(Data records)
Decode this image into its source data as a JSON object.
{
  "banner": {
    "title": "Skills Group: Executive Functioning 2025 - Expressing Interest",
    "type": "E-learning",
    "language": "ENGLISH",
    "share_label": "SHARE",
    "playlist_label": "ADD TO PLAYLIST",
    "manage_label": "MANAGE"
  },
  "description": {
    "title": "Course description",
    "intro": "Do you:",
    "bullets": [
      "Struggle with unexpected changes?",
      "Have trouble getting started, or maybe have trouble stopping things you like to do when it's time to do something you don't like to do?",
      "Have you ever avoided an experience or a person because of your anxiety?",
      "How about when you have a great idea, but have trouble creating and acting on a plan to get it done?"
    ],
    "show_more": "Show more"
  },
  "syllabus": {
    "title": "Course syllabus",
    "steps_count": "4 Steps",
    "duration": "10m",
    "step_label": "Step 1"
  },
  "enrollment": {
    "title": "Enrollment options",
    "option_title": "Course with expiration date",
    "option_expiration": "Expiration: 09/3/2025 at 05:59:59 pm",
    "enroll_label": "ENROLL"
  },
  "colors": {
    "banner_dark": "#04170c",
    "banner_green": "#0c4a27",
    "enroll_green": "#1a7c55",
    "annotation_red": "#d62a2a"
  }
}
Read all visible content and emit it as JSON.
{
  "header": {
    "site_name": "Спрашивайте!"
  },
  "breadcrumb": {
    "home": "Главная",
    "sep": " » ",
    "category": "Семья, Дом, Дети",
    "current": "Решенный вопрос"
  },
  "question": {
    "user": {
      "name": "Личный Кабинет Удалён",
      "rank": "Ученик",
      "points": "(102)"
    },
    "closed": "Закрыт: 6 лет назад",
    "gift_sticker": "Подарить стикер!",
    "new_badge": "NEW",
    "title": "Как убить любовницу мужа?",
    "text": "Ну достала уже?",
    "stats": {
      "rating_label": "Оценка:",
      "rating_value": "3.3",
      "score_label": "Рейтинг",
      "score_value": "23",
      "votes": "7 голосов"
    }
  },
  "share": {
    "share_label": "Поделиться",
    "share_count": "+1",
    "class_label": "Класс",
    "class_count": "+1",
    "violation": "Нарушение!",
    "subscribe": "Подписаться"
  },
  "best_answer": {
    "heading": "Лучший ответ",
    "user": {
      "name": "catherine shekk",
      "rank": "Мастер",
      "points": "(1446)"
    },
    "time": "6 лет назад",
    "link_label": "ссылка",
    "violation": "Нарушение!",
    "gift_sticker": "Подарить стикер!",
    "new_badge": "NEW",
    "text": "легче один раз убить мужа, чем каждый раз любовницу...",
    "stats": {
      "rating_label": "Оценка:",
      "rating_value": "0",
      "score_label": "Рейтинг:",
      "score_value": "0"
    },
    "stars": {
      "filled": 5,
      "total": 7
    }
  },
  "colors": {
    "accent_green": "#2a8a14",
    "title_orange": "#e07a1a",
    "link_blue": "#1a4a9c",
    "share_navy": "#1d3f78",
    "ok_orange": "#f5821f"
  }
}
* * *
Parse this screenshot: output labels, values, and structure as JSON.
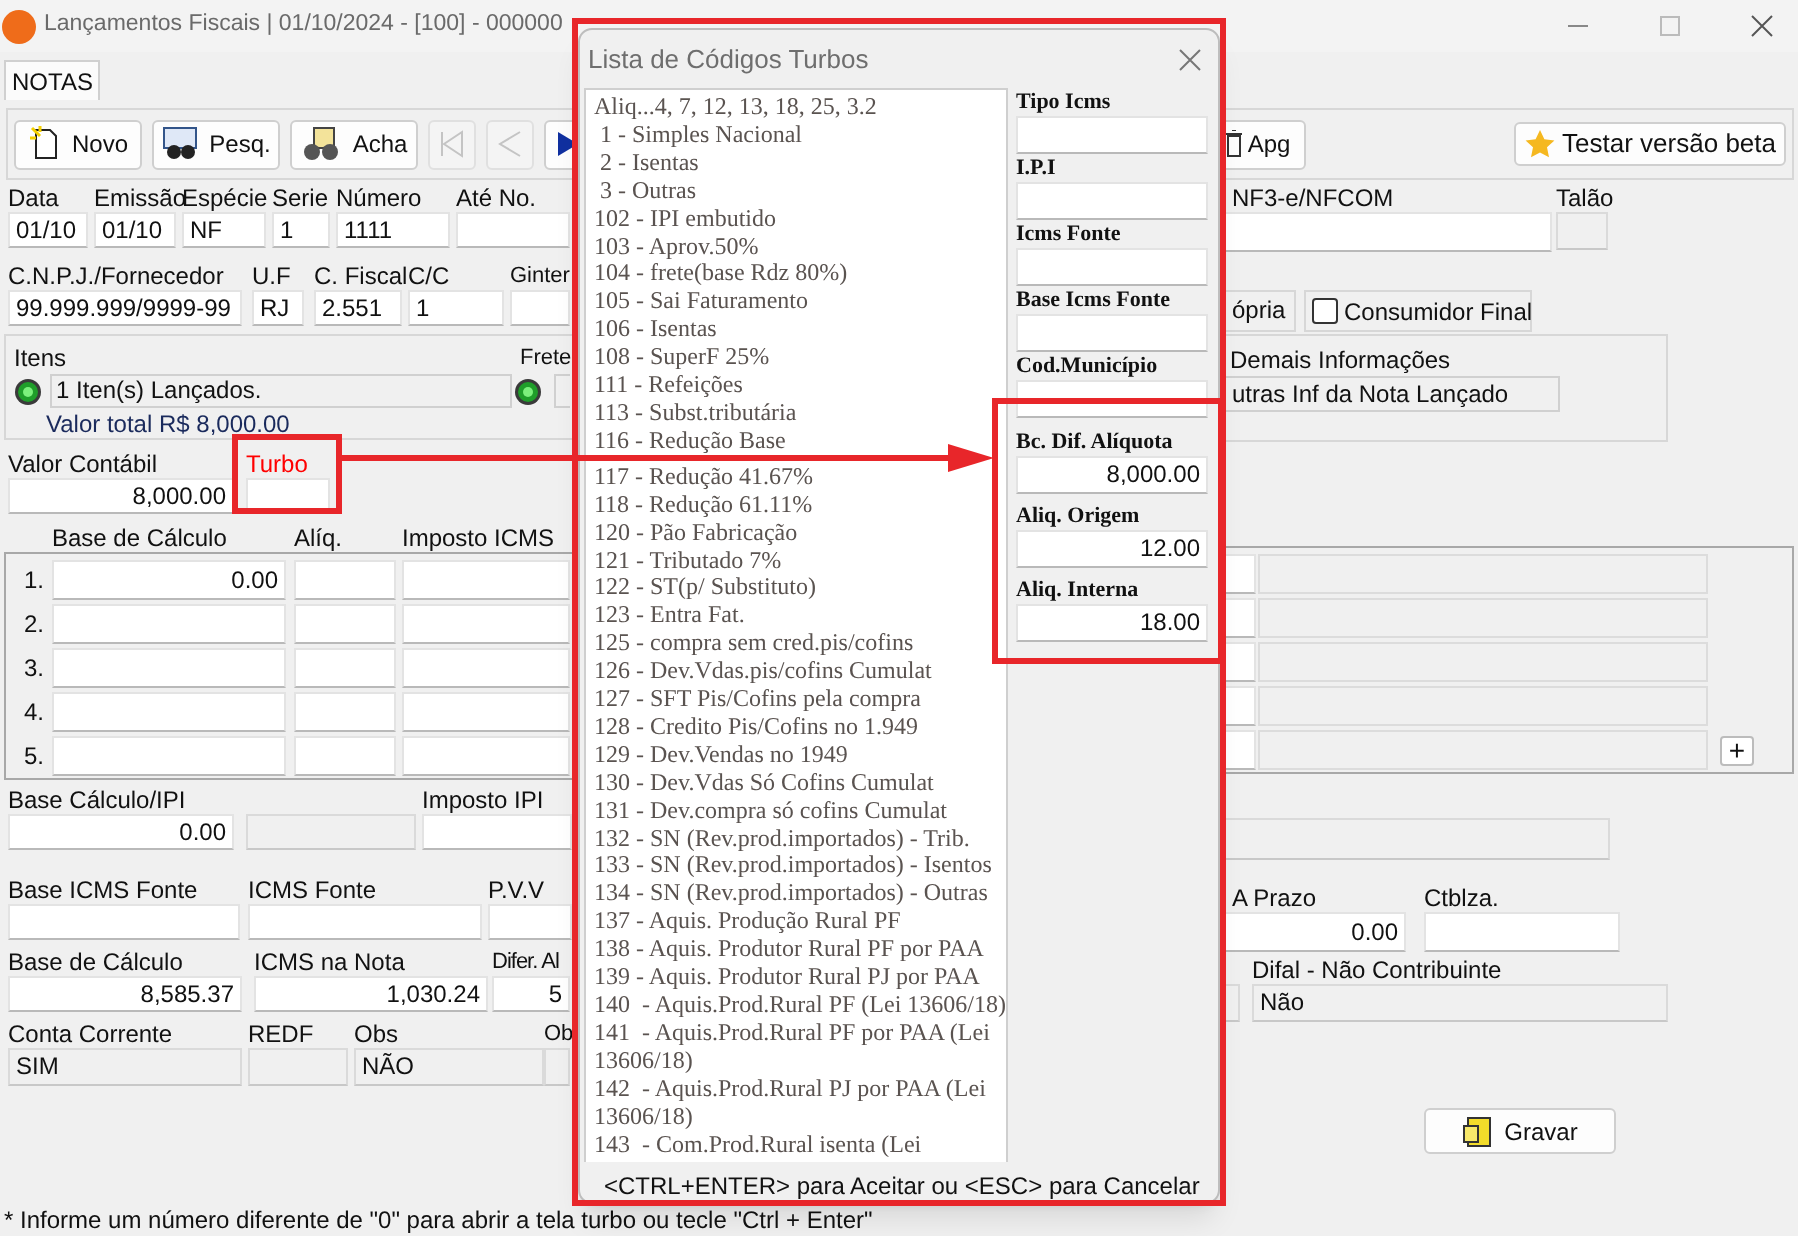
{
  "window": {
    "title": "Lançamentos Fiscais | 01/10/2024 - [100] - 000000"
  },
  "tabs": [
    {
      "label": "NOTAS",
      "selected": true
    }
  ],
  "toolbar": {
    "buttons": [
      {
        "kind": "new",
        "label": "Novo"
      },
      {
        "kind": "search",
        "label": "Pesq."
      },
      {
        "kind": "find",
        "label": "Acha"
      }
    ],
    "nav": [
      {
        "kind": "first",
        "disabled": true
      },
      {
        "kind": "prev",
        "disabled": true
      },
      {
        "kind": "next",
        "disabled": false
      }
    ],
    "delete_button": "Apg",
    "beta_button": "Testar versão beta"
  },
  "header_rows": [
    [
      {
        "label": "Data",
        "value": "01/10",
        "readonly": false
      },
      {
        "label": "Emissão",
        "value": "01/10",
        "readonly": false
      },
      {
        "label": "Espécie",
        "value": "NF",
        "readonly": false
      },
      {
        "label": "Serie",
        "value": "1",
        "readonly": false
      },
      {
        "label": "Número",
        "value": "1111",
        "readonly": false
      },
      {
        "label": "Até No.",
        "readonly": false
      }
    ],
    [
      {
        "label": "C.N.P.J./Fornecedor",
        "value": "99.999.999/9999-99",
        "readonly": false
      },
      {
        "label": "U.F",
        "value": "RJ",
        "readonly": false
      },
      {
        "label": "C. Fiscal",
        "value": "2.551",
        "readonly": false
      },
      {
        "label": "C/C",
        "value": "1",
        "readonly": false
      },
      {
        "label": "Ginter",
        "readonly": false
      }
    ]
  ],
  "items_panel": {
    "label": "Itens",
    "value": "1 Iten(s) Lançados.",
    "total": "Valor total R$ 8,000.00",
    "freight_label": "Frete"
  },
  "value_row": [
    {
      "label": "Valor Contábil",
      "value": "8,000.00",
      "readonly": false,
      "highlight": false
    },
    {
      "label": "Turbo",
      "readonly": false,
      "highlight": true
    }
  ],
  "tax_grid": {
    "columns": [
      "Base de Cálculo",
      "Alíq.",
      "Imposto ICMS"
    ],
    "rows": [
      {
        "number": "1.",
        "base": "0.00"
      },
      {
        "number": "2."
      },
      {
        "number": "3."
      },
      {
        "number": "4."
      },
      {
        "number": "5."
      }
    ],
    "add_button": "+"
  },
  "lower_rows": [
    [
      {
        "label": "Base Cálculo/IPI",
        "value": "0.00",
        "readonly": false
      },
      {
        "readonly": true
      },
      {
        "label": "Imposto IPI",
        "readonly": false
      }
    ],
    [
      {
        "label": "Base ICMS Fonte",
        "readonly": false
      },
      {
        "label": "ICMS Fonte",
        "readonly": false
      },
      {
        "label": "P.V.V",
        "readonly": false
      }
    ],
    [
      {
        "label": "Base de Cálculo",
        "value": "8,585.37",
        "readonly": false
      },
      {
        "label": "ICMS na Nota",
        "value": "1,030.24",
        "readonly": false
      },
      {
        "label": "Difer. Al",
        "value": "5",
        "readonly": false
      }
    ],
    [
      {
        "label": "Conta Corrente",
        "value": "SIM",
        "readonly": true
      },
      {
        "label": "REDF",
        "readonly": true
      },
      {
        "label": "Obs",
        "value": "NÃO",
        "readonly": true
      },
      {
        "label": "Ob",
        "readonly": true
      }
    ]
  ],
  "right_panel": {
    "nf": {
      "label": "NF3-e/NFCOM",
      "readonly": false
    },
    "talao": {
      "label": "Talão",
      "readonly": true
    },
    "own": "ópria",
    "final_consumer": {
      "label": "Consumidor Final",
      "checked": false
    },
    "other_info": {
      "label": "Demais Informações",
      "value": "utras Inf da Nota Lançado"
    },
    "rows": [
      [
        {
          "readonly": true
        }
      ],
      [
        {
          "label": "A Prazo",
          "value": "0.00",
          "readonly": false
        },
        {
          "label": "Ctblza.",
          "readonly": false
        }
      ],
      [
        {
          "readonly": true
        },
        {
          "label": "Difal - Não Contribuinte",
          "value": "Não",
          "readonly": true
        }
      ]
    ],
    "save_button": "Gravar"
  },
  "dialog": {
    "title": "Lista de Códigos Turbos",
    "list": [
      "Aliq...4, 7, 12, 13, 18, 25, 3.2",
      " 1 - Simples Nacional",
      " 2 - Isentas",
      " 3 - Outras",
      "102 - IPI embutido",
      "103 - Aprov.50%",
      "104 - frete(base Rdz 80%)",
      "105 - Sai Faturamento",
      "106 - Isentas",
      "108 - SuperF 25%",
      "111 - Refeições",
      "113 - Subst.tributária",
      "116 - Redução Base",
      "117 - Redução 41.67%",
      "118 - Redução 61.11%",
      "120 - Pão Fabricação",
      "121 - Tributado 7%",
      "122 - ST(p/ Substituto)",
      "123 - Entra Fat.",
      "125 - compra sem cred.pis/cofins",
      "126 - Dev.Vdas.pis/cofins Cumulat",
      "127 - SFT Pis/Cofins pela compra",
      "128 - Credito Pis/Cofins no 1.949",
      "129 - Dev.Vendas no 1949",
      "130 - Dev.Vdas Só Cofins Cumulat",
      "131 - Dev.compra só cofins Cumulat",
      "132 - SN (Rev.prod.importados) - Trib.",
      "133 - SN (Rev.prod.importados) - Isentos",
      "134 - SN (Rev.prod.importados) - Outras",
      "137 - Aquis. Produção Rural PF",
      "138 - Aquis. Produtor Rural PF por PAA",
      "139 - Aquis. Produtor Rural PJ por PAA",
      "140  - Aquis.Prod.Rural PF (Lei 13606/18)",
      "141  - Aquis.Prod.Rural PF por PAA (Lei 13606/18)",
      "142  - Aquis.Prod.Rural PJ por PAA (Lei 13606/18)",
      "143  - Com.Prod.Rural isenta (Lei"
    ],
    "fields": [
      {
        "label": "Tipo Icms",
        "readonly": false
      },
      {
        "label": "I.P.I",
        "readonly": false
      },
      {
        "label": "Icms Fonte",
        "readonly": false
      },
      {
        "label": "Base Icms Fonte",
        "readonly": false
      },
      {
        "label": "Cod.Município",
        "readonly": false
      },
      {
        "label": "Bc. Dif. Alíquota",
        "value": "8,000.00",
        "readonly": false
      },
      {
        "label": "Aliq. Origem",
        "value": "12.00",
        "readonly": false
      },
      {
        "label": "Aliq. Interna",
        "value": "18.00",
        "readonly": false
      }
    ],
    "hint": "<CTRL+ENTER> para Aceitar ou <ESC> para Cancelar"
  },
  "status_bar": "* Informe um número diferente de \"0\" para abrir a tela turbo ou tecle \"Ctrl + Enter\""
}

Stated task
Using the entries above, find all lines with "Vdas". Copy them.

Task response
      "126 - Dev.Vdas.pis/cofins Cumulat",
      "130 - Dev.Vdas Só Cofins Cumulat",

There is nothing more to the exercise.